- _Aim of the exercise_: Return the rows unchanged, starting at the first row and ending at the row that contains "signal-label-sim2: 4G <box>834", with both included.

- _Source records_:
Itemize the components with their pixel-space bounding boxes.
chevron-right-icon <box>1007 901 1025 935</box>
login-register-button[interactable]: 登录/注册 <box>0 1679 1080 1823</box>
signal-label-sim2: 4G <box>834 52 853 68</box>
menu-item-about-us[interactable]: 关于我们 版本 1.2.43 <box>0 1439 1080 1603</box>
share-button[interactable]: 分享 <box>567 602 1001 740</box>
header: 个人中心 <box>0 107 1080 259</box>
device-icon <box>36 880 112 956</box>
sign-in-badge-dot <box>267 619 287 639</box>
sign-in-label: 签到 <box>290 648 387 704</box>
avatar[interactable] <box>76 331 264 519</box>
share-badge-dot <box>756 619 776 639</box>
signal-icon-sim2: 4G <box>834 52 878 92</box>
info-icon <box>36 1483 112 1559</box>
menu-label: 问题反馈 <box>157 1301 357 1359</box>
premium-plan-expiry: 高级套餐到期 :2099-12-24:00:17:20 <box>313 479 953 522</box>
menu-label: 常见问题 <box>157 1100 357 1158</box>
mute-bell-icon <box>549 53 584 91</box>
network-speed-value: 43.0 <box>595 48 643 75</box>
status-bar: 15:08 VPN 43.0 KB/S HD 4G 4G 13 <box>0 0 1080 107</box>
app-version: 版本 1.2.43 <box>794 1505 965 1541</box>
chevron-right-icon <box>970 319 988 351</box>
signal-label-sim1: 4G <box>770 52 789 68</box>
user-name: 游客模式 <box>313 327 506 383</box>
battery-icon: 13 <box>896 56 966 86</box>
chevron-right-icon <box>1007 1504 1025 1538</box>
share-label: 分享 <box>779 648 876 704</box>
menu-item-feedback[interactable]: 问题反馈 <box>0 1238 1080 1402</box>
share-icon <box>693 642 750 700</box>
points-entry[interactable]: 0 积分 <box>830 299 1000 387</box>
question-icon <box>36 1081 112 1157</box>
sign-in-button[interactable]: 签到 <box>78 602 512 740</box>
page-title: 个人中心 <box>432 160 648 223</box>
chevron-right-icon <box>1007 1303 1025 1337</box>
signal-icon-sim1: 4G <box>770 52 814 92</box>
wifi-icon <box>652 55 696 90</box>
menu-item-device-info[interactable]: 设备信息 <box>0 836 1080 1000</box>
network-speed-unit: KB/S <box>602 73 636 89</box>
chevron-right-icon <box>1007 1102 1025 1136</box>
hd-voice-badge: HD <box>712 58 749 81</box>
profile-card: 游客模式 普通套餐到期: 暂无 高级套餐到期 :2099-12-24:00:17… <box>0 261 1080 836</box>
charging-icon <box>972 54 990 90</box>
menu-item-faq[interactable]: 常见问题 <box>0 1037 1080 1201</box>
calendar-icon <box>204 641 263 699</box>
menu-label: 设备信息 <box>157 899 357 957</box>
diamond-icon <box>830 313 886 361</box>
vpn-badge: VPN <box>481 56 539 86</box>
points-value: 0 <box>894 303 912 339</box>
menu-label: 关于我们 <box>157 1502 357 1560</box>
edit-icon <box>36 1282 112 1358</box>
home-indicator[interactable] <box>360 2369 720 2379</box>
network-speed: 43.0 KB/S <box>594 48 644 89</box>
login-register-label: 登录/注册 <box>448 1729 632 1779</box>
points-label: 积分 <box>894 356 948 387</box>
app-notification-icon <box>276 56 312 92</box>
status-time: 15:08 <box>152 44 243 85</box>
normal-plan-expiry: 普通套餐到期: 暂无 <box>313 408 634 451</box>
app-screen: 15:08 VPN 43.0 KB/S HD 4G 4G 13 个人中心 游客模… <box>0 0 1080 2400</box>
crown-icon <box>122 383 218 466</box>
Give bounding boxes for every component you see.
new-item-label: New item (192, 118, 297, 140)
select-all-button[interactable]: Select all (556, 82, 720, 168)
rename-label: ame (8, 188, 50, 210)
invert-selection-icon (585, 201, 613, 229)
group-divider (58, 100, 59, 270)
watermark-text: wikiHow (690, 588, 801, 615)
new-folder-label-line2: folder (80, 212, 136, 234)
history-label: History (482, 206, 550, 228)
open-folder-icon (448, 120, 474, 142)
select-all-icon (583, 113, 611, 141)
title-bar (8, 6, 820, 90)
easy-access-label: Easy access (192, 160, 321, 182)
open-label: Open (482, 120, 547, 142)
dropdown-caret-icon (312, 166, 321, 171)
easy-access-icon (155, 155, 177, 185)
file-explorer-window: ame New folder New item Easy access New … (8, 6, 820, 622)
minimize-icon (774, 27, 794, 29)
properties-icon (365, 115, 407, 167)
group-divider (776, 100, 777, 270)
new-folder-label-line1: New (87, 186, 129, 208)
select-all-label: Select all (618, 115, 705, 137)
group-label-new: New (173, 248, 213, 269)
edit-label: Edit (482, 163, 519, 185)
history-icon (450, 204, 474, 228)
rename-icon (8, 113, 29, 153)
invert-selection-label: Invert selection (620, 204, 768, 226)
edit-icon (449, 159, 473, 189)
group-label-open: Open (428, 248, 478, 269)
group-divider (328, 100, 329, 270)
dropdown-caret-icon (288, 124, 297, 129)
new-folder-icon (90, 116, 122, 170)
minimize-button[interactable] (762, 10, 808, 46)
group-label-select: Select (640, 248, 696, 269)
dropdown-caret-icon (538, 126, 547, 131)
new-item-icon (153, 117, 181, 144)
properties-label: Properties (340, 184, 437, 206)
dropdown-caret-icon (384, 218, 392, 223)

- _Result below_:
Itemize the components with their pixel-space bounding boxes.
chevron-right-icon <box>1007 901 1025 935</box>
login-register-button[interactable]: 登录/注册 <box>0 1679 1080 1823</box>
signal-label-sim2: 4G <box>834 52 853 68</box>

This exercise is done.